Dataset items
☆ ☆ ☆ ☆
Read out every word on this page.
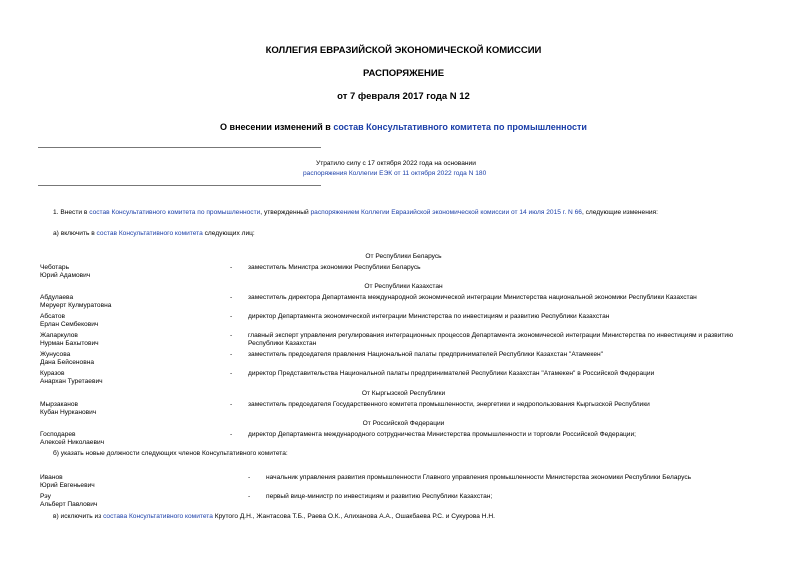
КОЛЛЕГИЯ ЕВРАЗИЙСКОЙ ЭКОНОМИЧЕСКОЙ КОМИССИИ
РАСПОРЯЖЕНИЕ
от 7 февраля 2017 года N 12
О внесении изменений в состав Консультативного комитета по промышленности
Утратило силу с 17 октября 2022 года на основании
распоряжения Коллегии ЕЭК от 11 октября 2022 года N 180
1. Внести в состав Консультативного комитета по промышленности, утвержденный распоряжением Коллегии Евразийской экономической комиссии от 14 июля 2015 г. N 66, следующие изменения:
а) включить в состав Консультативного комитета следующих лиц:
От Республики Беларусь
Чеботарь
Юрий Адамович
- заместитель Министра экономики Республики Беларусь
От Республики Казахстан
Абдулаева
Меруерт Кулмуратовна
- заместитель директора Департамента международной экономической интеграции Министерства национальной экономики Республики Казахстан
Абсатов
Ерлан Сембекович
- директор Департамента экономической интеграции Министерства по инвестициям и развитию Республики Казахстан
Жапаркулов
Нурман Бахытович
- главный эксперт управления регулирования интеграционных процессов Департамента экономической интеграции Министерства по инвестициям и развитию
Республики Казахстан
Жунусова
Дана Бейсеновна
- заместитель председателя правления Национальной палаты предпринимателей Республики Казахстан "Атамекен"
Куразов
Анархан Туретаевич
- директор Представительства Национальной палаты предпринимателей Республики Казахстан "Атамекен" в Российской Федерации
От Кыргызской Республики
Мырзаканов
Кубан Нурканович
- заместитель председателя Государственного комитета промышленности, энергетики и недропользования Кыргызской Республики
От Российской Федерации
Господарев
Алексей Николаевич
- директор Департамента международного сотрудничества Министерства промышленности и торговли Российской Федерации;
б) указать новые должности следующих членов Консультативного комитета:
Иванов
Юрий Евгеньевич
- начальник управления развития промышленности Главного управления промышленности Министерства экономики Республики Беларусь
Рэу
Альберт Павлович
- первый вице-министр по инвестициям и развитию Республики Казахстан;
в) исключить из состава Консультативного комитета Крутого Д.Н., Жантасова Т.Б., Раева О.К., Алиханова А.А., Ошакбаева Р.С. и Сукурова Н.Н.
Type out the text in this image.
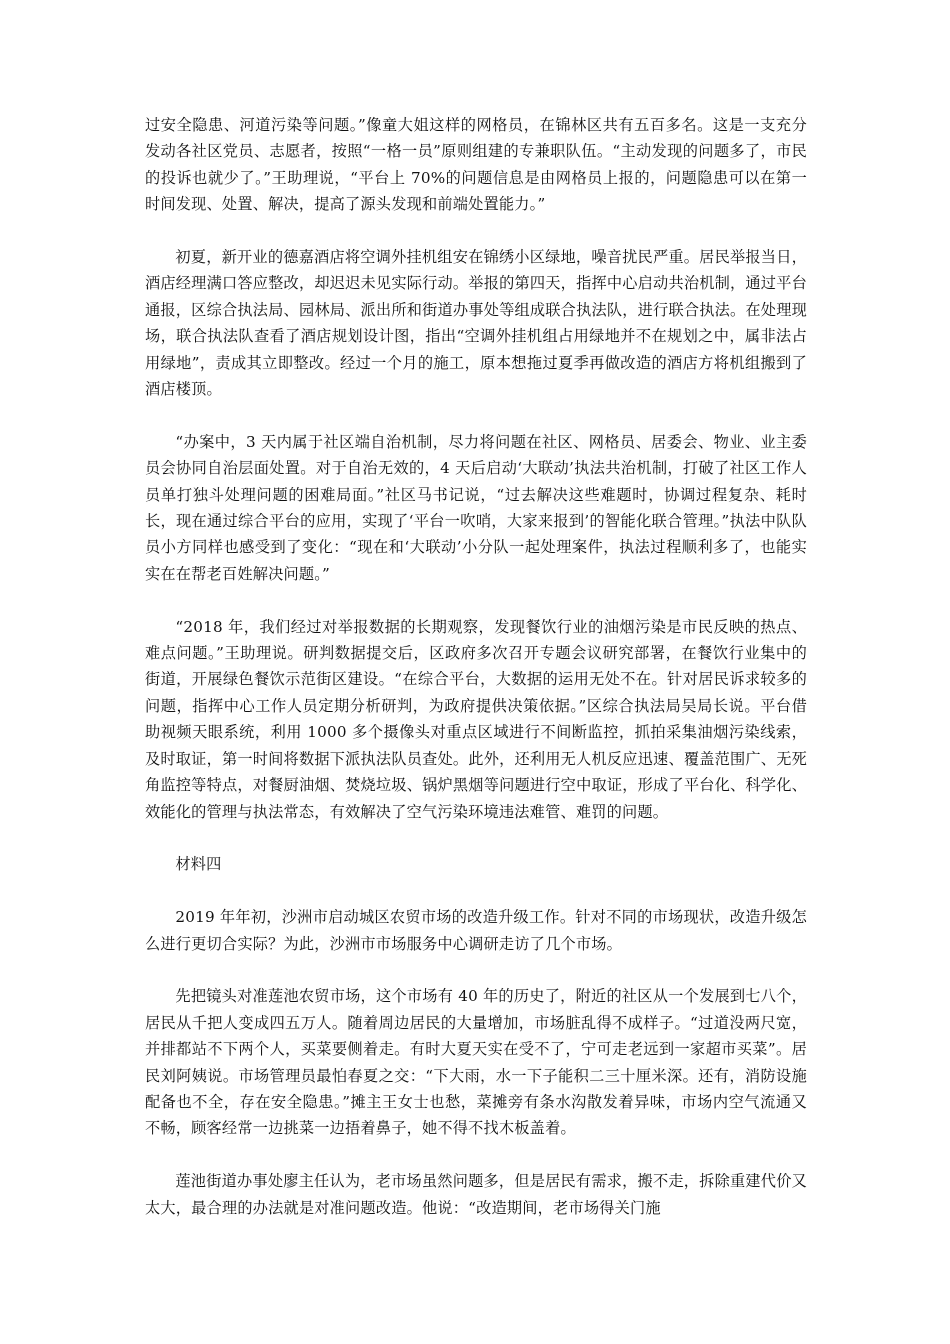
过安全隐患、河道污染等问题。”像童大姐这样的网格员，在锦林区共有五百多名。这是一支充分发动各社区党员、志愿者，按照“一格一员”原则组建的专兼职队伍。“主动发现的问题多了，市民的投诉也就少了。”王助理说，“平台上 70%的问题信息是由网格员上报的，问题隐患可以在第一时间发现、处置、解决，提高了源头发现和前端处置能力。”

初夏，新开业的德嘉酒店将空调外挂机组安在锦绣小区绿地，噪音扰民严重。居民举报当日，酒店经理满口答应整改，却迟迟未见实际行动。举报的第四天，指挥中心启动共治机制，通过平台通报，区综合执法局、园林局、派出所和街道办事处等组成联合执法队，进行联合执法。在处理现场，联合执法队查看了酒店规划设计图，指出“空调外挂机组占用绿地并不在规划之中，属非法占用绿地”，责成其立即整改。经过一个月的施工，原本想拖过夏季再做改造的酒店方将机组搬到了酒店楼顶。

“办案中，3 天内属于社区端自治机制，尽力将问题在社区、网格员、居委会、物业、业主委员会协同自治层面处置。对于自治无效的，4 天后启动‘大联动’执法共治机制，打破了社区工作人员单打独斗处理问题的困难局面。”社区马书记说，“过去解决这些难题时，协调过程复杂、耗时长，现在通过综合平台的应用，实现了‘平台一吹哨，大家来报到’的智能化联合管理。”执法中队队员小方同样也感受到了变化：“现在和‘大联动’小分队一起处理案件，执法过程顺利多了，也能实实在在帮老百姓解决问题。”

“2018 年，我们经过对举报数据的长期观察，发现餐饮行业的油烟污染是市民反映的热点、难点问题。”王助理说。研判数据提交后，区政府多次召开专题会议研究部署，在餐饮行业集中的街道，开展绿色餐饮示范街区建设。“在综合平台，大数据的运用无处不在。针对居民诉求较多的问题，指挥中心工作人员定期分析研判，为政府提供决策依据。”区综合执法局吴局长说。平台借助视频天眼系统，利用 1000 多个摄像头对重点区域进行不间断监控，抓拍采集油烟污染线索，及时取证，第一时间将数据下派执法队员查处。此外，还利用无人机反应迅速、覆盖范围广、无死角监控等特点，对餐厨油烟、焚烧垃圾、锅炉黑烟等问题进行空中取证，形成了平台化、科学化、效能化的管理与执法常态，有效解决了空气污染环境违法难管、难罚的问题。

材料四

2019 年年初，沙洲市启动城区农贸市场的改造升级工作。针对不同的市场现状，改造升级怎么进行更切合实际？为此，沙洲市市场服务中心调研走访了几个市场。

先把镜头对准莲池农贸市场，这个市场有 40 年的历史了，附近的社区从一个发展到七八个，居民从千把人变成四五万人。随着周边居民的大量增加，市场脏乱得不成样子。“过道没两尺宽，并排都站不下两个人，买菜要侧着走。有时大夏天实在受不了，宁可走老远到一家超市买菜”。居民刘阿姨说。市场管理员最怕春夏之交：“下大雨，水一下子能积二三十厘米深。还有，消防设施配备也不全，存在安全隐患。”摊主王女士也愁，菜摊旁有条水沟散发着异味，市场内空气流通又不畅，顾客经常一边挑菜一边捂着鼻子，她不得不找木板盖着。

莲池街道办事处廖主任认为，老市场虽然问题多，但是居民有需求，搬不走，拆除重建代价又太大，最合理的办法就是对准问题改造。他说：“改造期间，老市场得关门施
☆ ☆ ☆ ☆
Goal of the exercise — Look for "инвестициям" and pull out every line that has it.

Solution below —
- директор Департамента экономической интеграции Министерства по инвестициям и развитию Республики Казахстан
- главный эксперт управления регулирования интеграционных процессов Департамента экономической интеграции Министерства по инвестициям и развитию
- первый вице-министр по инвестициям и развитию Республики Казахстан;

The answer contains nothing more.